◆ DATASET ENTRIES ◆
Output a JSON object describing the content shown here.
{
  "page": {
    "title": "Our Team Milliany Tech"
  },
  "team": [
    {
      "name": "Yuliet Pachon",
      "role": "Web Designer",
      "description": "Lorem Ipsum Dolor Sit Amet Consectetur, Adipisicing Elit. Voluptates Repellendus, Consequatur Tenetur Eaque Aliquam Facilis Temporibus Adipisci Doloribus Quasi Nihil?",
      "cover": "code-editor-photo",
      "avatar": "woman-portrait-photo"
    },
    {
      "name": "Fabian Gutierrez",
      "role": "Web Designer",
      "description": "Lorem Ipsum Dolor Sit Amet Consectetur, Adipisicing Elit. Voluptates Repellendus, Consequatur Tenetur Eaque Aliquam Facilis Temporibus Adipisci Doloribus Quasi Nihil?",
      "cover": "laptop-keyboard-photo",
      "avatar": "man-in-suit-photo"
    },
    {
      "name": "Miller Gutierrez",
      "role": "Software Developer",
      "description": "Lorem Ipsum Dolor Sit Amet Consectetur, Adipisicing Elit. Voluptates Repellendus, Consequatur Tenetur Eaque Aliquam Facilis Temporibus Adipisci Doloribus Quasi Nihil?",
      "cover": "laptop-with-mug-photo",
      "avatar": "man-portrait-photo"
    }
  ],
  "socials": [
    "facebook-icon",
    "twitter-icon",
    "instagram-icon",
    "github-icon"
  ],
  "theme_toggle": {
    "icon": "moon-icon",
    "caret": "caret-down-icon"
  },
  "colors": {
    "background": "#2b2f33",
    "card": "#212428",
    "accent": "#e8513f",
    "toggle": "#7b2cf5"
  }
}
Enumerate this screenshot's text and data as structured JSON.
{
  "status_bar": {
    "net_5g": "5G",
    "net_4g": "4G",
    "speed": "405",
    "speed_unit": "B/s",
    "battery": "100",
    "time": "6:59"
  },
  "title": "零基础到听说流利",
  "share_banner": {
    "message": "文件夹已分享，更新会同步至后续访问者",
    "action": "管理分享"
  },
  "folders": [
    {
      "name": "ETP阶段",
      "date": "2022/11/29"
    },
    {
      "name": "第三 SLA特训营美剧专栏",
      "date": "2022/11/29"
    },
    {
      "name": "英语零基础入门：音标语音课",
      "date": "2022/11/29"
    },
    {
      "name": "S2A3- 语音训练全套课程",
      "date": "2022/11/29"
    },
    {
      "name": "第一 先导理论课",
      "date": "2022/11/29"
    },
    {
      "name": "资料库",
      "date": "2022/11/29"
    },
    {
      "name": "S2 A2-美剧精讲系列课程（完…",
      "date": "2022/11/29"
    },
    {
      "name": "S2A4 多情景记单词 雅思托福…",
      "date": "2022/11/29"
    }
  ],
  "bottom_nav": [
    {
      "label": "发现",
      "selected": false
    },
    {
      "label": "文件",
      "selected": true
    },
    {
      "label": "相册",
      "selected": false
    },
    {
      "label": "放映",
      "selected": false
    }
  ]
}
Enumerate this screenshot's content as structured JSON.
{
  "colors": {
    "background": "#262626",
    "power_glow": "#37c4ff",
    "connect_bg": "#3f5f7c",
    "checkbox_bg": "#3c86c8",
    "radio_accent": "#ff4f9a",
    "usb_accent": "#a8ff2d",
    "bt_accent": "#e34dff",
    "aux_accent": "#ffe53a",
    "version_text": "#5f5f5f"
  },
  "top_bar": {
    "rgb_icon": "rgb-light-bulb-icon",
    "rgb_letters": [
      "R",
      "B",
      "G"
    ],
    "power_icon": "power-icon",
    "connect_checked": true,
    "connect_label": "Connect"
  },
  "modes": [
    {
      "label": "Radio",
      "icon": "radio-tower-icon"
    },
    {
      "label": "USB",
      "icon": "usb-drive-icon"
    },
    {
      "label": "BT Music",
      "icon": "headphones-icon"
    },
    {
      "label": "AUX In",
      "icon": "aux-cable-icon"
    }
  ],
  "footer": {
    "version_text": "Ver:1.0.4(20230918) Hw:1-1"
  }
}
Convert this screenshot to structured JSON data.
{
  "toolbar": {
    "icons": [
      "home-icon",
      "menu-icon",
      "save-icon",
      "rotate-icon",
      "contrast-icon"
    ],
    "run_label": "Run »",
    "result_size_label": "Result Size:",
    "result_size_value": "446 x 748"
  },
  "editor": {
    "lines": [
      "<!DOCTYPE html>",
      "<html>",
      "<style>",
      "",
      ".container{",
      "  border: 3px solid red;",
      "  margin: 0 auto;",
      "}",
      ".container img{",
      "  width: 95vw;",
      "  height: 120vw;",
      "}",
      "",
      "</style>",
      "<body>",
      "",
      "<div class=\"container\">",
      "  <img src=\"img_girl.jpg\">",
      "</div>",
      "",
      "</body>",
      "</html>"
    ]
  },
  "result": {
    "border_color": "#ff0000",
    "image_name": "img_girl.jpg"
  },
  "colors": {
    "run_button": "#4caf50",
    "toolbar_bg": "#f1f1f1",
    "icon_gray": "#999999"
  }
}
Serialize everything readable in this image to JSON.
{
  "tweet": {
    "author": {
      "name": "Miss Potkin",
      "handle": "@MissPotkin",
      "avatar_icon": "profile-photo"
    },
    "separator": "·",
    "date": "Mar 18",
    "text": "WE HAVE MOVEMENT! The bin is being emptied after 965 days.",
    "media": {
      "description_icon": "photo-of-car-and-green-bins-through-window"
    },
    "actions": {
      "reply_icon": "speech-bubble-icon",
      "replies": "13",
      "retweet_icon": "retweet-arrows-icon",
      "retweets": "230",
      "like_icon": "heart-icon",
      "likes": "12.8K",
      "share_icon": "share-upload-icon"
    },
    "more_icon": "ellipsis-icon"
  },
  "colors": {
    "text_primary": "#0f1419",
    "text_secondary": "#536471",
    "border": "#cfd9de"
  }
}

◆ GOAL OF THE EXERCISE ◆
Among the lines of the data, identify those with the word "portrait". Copy each of them.

◆ TASK RESULT ◆
      "avatar": "woman-portrait-photo"
      "avatar": "man-portrait-photo"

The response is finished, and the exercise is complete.